▶ _ACTION ITEM 1_
According to the Anthony Duclair biography, which team drafted him, and in what round and position?
▶ _ACTION ITEM 2_
Please use the Anthony Duclair biography to explain, in one to three sentences, how Duclair's NHL career came to begin with the New York Rangers.
▶ _ACTION ITEM 3_
Continue the Anthony Duclair biography from its last sentence.

▶ _PROVIDED PASSAGE_
*-*-*
Canadian ice hockey player (born 1995)

Anthony Duclair (born August 26, 1995) is a Haitian-Canadian professional ice hockey player who is a forward for the New York Islanders of the National Hockey League (NHL). Duclair was selected by the New York Rangers in the third round, 80th overall, of the 2013 NHL entry draft, the organization with which he began his NHL career. Duclair has also played in the NHL for the Arizona Coyotes, Chicago Blackhawks, Columbus Blue Jackets, Ottawa Senators, Florida Panthers, San Jose Sharks and Tampa Bay Lightning.

==Early years==
Duclair was born on August 26, 1995, in Pointe-Claire, Quebec, and was raised in Laval by Haitian immigrants Wendell Duclair and Dominique Raphael. While both his father and uncle played Canadian football, with uncle Farell Duclair helping the Calgary Stampeders win the 86th Grey Cup in 1998, Anthony instead played ice hockey. A fan of the Montreal Canadiens of the National Hockey League (NHL), Duclair's favorite childhood hockey player was Saku Koivu.
*-*-*
▶ _DATA SECTION_

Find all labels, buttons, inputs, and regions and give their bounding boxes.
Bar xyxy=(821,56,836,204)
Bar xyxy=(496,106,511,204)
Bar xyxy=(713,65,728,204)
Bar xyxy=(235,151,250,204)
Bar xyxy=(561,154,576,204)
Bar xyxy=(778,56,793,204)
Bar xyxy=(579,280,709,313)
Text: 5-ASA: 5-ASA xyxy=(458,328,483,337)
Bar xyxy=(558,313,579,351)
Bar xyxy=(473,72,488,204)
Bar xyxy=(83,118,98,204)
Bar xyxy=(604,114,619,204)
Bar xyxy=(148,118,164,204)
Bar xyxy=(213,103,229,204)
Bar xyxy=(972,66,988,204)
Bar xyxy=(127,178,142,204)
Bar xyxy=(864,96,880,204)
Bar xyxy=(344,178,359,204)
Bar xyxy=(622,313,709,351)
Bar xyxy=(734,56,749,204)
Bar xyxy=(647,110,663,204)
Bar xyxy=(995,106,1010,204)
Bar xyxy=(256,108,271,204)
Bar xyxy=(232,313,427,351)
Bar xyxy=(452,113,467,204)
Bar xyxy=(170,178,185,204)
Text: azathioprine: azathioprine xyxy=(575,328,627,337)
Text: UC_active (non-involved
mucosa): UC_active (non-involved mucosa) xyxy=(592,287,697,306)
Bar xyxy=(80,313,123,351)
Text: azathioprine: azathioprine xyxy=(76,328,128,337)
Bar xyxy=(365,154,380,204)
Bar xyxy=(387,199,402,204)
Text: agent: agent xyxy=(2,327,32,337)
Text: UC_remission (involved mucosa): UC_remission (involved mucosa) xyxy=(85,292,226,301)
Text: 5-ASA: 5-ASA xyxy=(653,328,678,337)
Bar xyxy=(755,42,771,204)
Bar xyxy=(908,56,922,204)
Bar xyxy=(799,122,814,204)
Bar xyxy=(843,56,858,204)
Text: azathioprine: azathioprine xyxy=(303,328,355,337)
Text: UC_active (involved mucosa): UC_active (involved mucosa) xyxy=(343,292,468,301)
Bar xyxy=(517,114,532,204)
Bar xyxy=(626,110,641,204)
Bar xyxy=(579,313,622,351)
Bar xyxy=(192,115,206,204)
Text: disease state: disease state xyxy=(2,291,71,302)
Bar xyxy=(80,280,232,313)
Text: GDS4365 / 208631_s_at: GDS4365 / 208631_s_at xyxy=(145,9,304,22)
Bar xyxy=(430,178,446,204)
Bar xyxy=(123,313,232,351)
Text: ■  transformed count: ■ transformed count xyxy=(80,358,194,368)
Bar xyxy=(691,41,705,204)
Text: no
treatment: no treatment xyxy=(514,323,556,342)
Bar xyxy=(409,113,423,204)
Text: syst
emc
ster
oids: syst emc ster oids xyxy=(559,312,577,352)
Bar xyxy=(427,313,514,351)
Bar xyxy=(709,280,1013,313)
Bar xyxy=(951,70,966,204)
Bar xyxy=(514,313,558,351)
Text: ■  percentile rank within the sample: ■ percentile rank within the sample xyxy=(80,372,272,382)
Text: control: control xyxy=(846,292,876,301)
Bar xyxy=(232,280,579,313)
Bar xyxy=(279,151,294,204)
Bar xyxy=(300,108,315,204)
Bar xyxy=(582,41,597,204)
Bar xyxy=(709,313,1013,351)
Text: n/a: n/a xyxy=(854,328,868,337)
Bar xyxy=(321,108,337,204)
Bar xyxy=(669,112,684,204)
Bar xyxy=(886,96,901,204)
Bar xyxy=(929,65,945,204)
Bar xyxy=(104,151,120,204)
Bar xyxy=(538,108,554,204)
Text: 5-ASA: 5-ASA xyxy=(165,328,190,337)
*-*-*
▶ _TASK ANSWER 1_
The New York Rangers drafted him in the third round, 80th overall, of the 2013 NHL entry draft.

▶ _TASK ANSWER 2_
The New York Rangers selected Duclair in the third round, 80th overall, of the 2013 NHL entry draft. The biography names the Rangers as the organization with which he began his NHL career.

▶ _TASK ANSWER 3_
Duclair began ice skating at the age of two and playing hockey two years later. As a child, Duclair attended schools where he would be finished with class early in the afternoon, allowing him to spend more time practicing hockey. In 2008, he and Frédérik Gauthier appeared in the Quebec International Pee-Wee Hockey Tournament with a minor ice hockey affiliate of the Canadiens. As an adolescent, he played with the Lac St. Louis Lions of the Quebec Midget AAA Hockey League. In 2011, the Lions won the Jimmy Ferrari Cup, and Duclair was awarded the Mario Lemieux Trophy for the top 15-year-old prospect in the league. The Lions then advanced to the Telus Cup, where Duclair scored two goals in their bronze medal match win over the Vancouver North West Giants.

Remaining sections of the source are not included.